[WHAT YOU SHOULD DO]: Give, as a bare number, the count of lines that contain the word "分子存在".

[STORED DATA]:
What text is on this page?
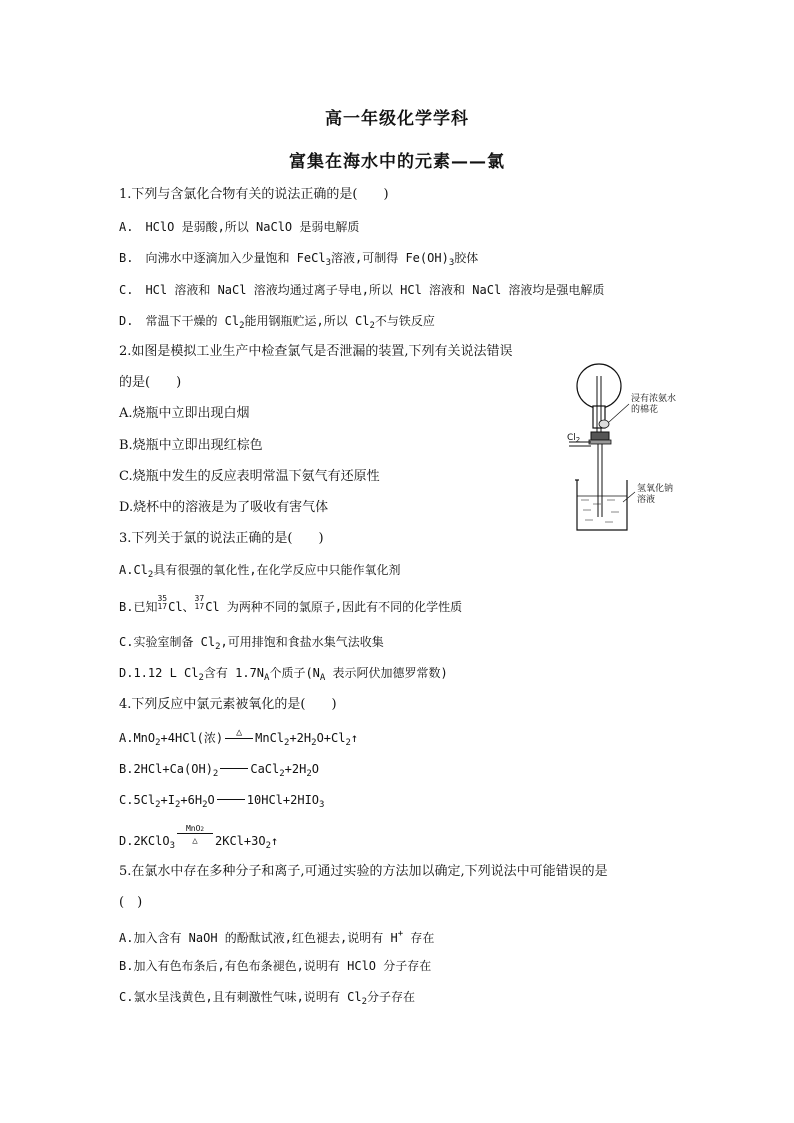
高一年级化学学科
富集在海水中的元素——氯
1.下列与含氯化合物有关的说法正确的是(　　)
A.　HClO 是弱酸,所以 NaClO 是弱电解质
B.　向沸水中逐滴加入少量饱和 FeCl$_3$溶液,可制得 $Fe(OH)_3$胶体
C.　HCl 溶液和 NaCl 溶液均通过离子导电,所以 HCl 溶液和 NaCl 溶液均是强电解质
D.　常温下干燥的 $Cl_2$能用钢瓶贮运,所以 $Cl_2$不与铁反应
2.如图是模拟工业生产中检查氯气是否泄漏的装置,下列有关说法错误
的是(　　)
A.烧瓶中立即出现白烟
B.烧瓶中立即出现红棕色
C.烧瓶中发生的反应表明常温下氨气有还原性
D.烧杯中的溶液是为了吸收有害气体
浸有浓氨水
的棉花
$Cl_2$
氢氧化钠
溶液
3.下列关于氯的说法正确的是(　　)
$A.Cl_2$具有很强的氧化性,在化学反应中只能作氧化剂
B.已知
35
17 Cl、
37
17 Cl 为两种不同的氯原子,因此有不同的化学性质
C.实验室制备 $Cl_2$,可用排饱和食盐水集气法收集
D.1.12 L $Cl_2$含有 $1.7N_A$个质子($N_A$ 表示阿伏加德罗常数)
4.下列反应中氯元素被氧化的是(　　)
A.MnO$_2$+4HCl(浓)	△	$MnCl_2+2H_2O+Cl_2↑$
$B.2HCl+Ca(OH)_2$	$CaCl_2+2H_2O$
$C.5Cl_2+I_2+6H_2O$	$10HCl+2HIO_3$
D.2KClO$_3$
MnO2
△	$2KCl+3O_2↑$
5.在氯水中存在多种分子和离子,可通过实验的方法加以确定,下列说法中可能错误的是
(　)
A.加入含有 NaOH 的酚酞试液,红色褪去,说明有 H+ 存在
B.加入有色布条后,有色布条褪色,说明有 HClO 分子存在
C.氯水呈浅黄色,且有刺激性气味,说明有 $Cl_2$分子存在
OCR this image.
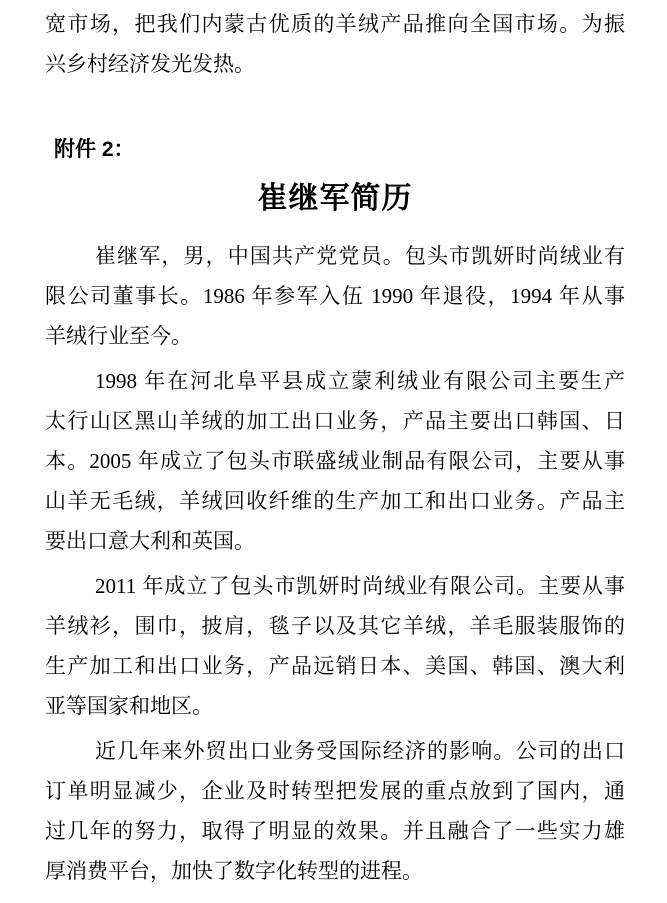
宽市场，把我们内蒙古优质的羊绒产品推向全国市场。为振
兴乡村经济发光发热。
附件 2：
崔继军简历
崔继军，男，中国共产党党员。包头市凯妍时尚绒业有
限公司董事长。1986 年参军入伍 1990 年退役，1994 年从事
羊绒行业至今。
1998 年在河北阜平县成立蒙利绒业有限公司主要生产
太行山区黑山羊绒的加工出口业务，产品主要出口韩国、日
本。2005 年成立了包头市联盛绒业制品有限公司，主要从事
山羊无毛绒，羊绒回收纤维的生产加工和出口业务。产品主
要出口意大利和英国。
2011 年成立了包头市凯妍时尚绒业有限公司。主要从事
羊绒衫，围巾，披肩，毯子以及其它羊绒，羊毛服装服饰的
生产加工和出口业务，产品远销日本、美国、韩国、澳大利
亚等国家和地区。
近几年来外贸出口业务受国际经济的影响。公司的出口
订单明显减少，企业及时转型把发展的重点放到了国内，通
过几年的努力，取得了明显的效果。并且融合了一些实力雄
厚消费平台，加快了数字化转型的进程。
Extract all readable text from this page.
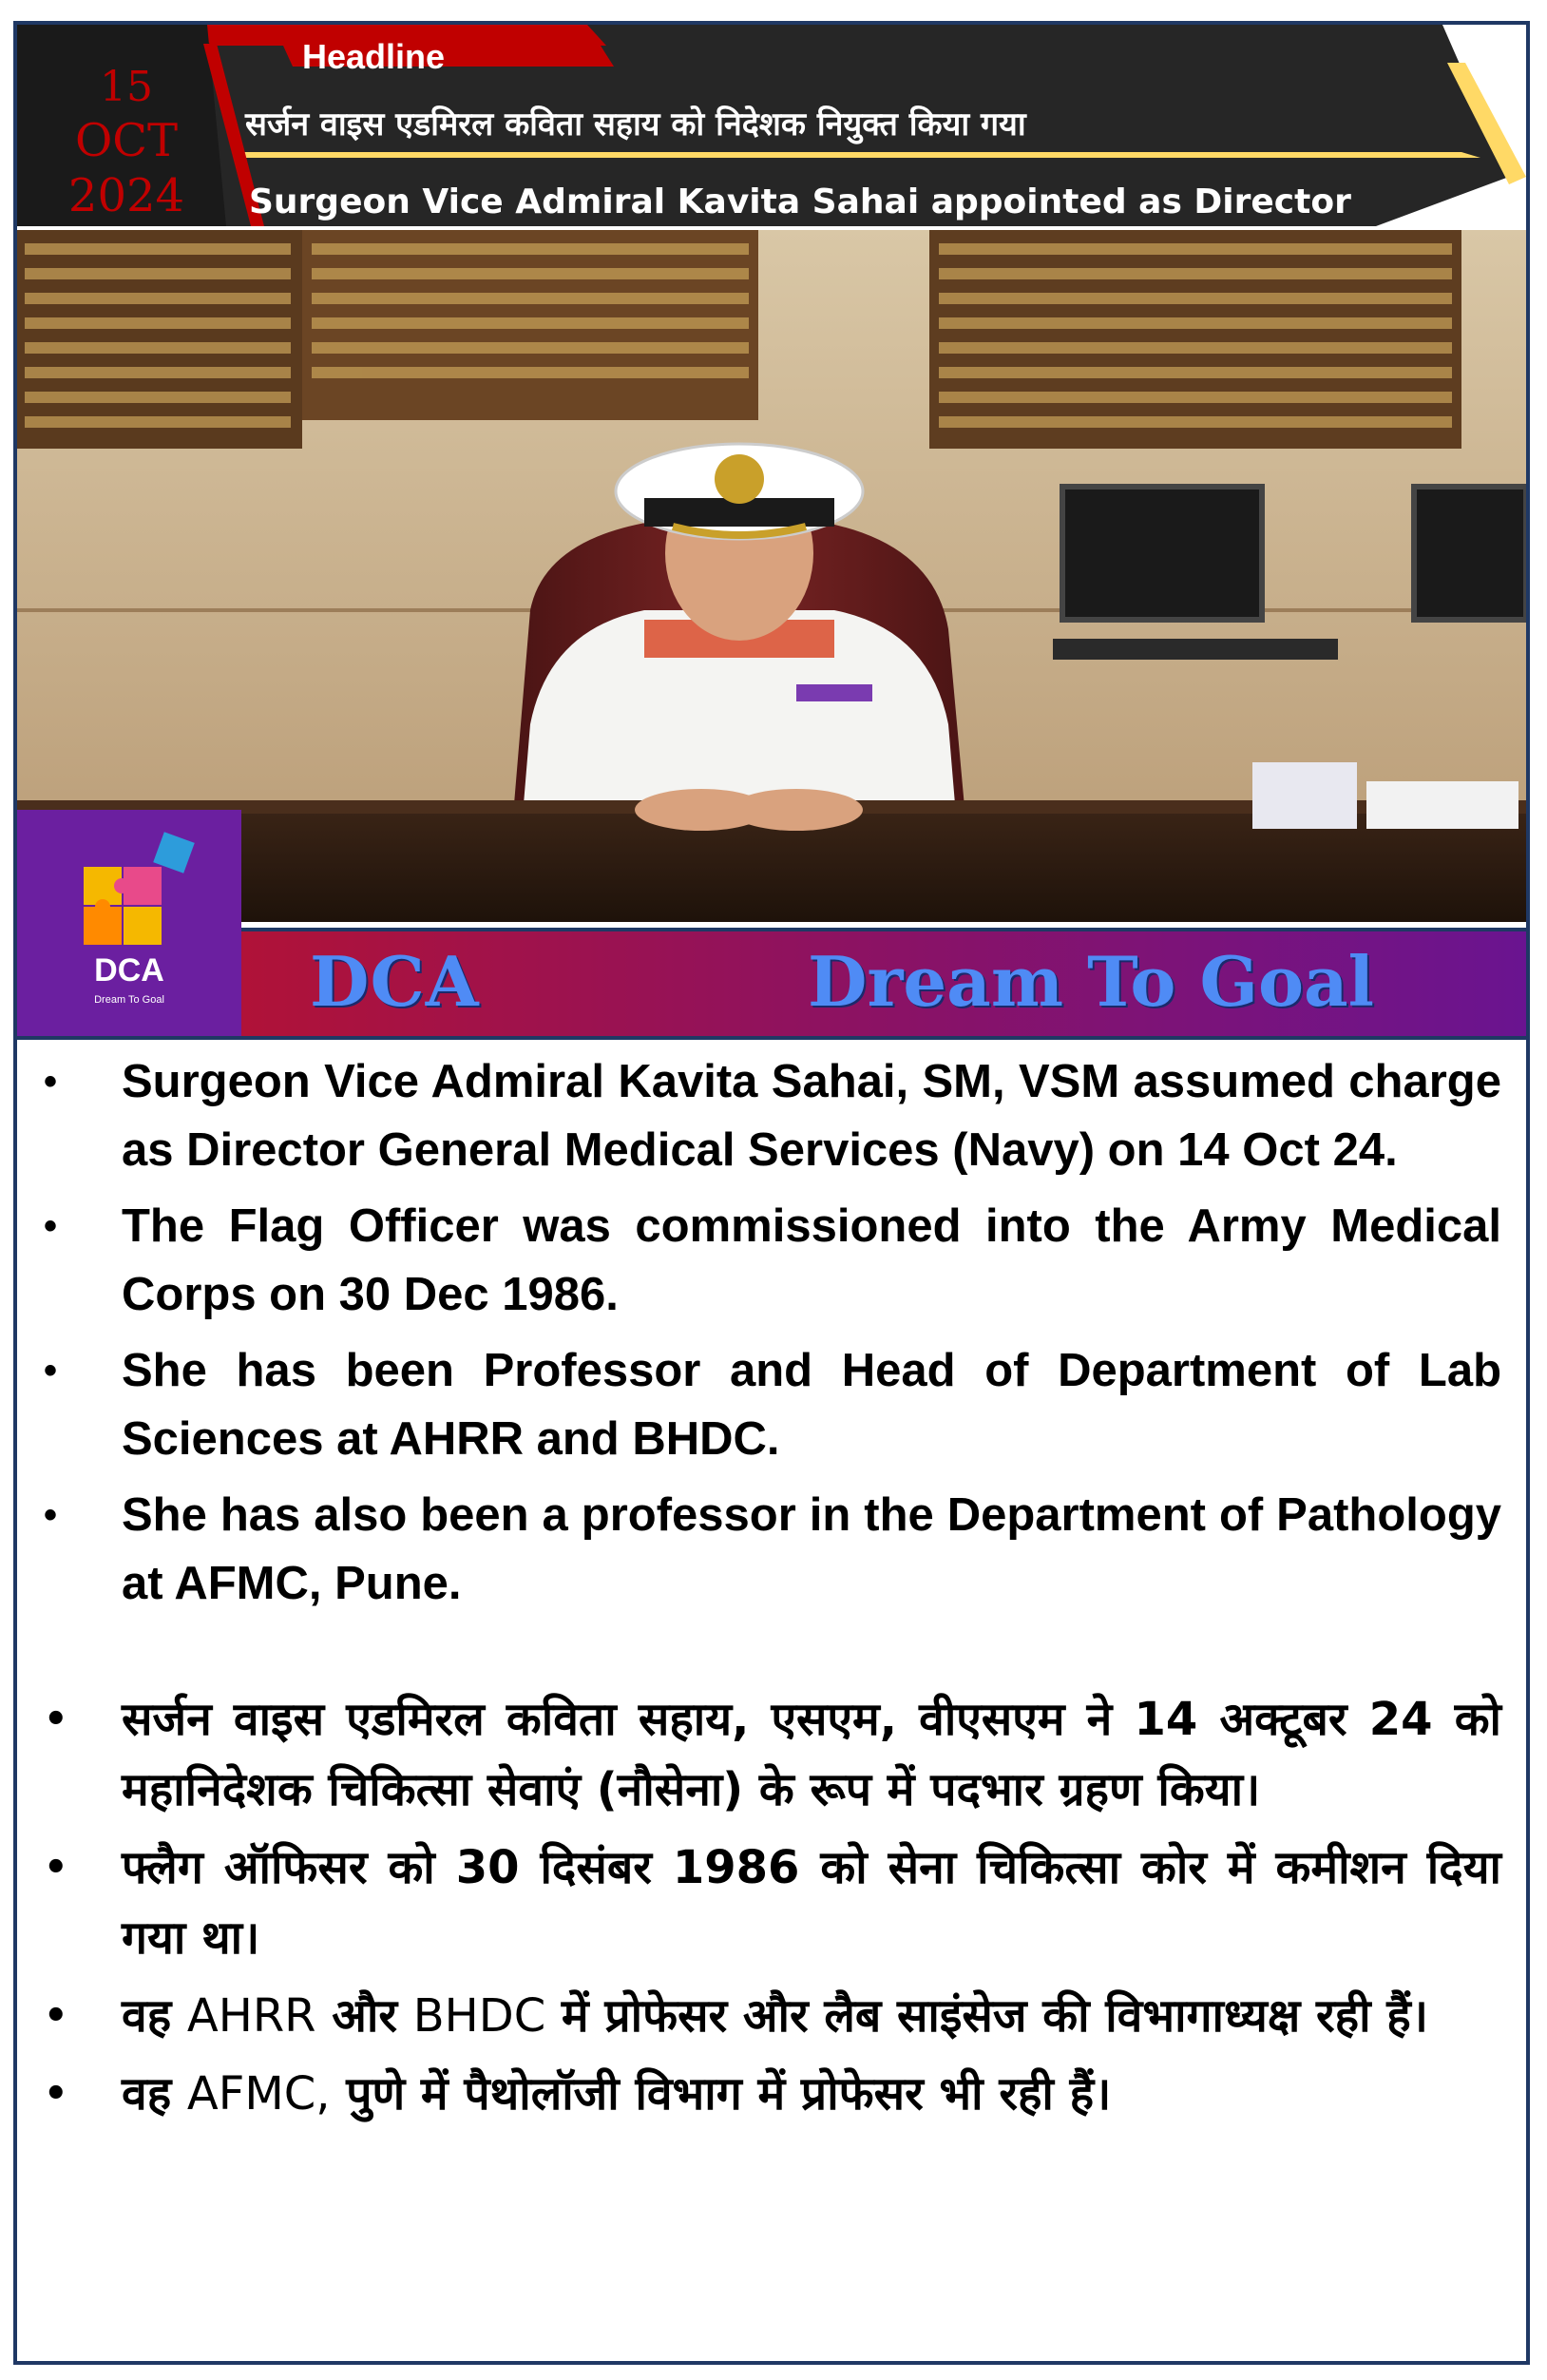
15
OCT
2024
Headline
सर्जन वाइस एडमिरल कविता सहाय को निदेशक नियुक्त किया गया
Surgeon Vice Admiral Kavita Sahai appointed as Director
DCA
Dream To Goal	DCA	Dream To Goal
• Surgeon Vice Admiral Kavita Sahai, SM, VSM assumed charge as Director General Medical Services (Navy) on 14 Oct 24.
• The Flag Officer was commissioned into the Army Medical Corps on 30 Dec 1986.
• She has been Professor and Head of Department of Lab Sciences at AHRR and BHDC.
• She has also been a professor in the Department of Pathology at AFMC, Pune.
• सर्जन वाइस एडमिरल कविता सहाय, एसएम, वीएसएम ने 14 अक्टूबर 24 को महानिदेशक चिकित्सा सेवाएं (नौसेना) के रूप में पदभार ग्रहण किया।
• फ्लैग ऑफिसर को 30 दिसंबर 1986 को सेना चिकित्सा कोर में कमीशन दिया गया था।
• वह AHRR और BHDC में प्रोफेसर और लैब साइंसेज की विभागाध्यक्ष रही हैं।
• वह AFMC, पुणे में पैथोलॉजी विभाग में प्रोफेसर भी रही हैं।
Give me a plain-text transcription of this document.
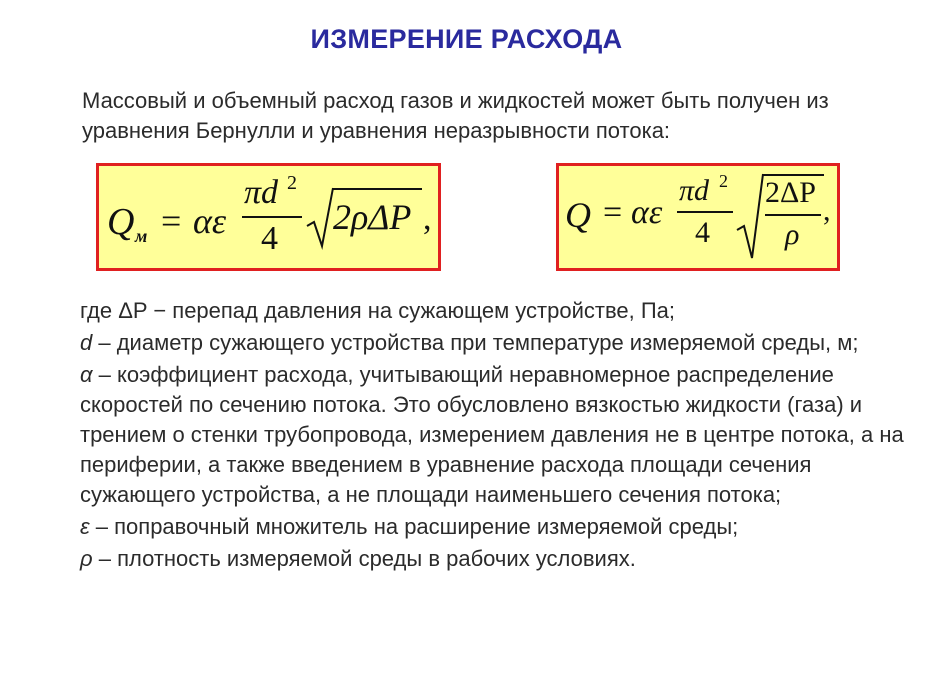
ИЗМЕРЕНИЕ РАСХОДА
Массовый и объемный расход газов и жидкостей может быть получен из уравнения Бернулли и уравнения неразрывности потока:
Q м = αε
πd 2
4
2ρΔP ,	Q = αε
πd 2
4
2ΔP
ρ
,

где ΔP − перепад давления на сужающем устройстве, Па;

d – диаметр сужающего устройства при температуре измеряемой среды, м;

α – коэффициент расхода, учитывающий неравномерное распределение скоростей по сечению потока. Это обусловлено вязкостью жидкости (газа) и трением о стенки трубопровода, измерением давления не в центре потока, а на периферии, а также введением в уравнение расхода площади сечения сужающего устройства, а не площади наименьшего сечения потока;

ε – поправочный множитель на расширение измеряемой среды;

ρ – плотность измеряемой среды в рабочих условиях.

[CORRECT ANSWER]: 2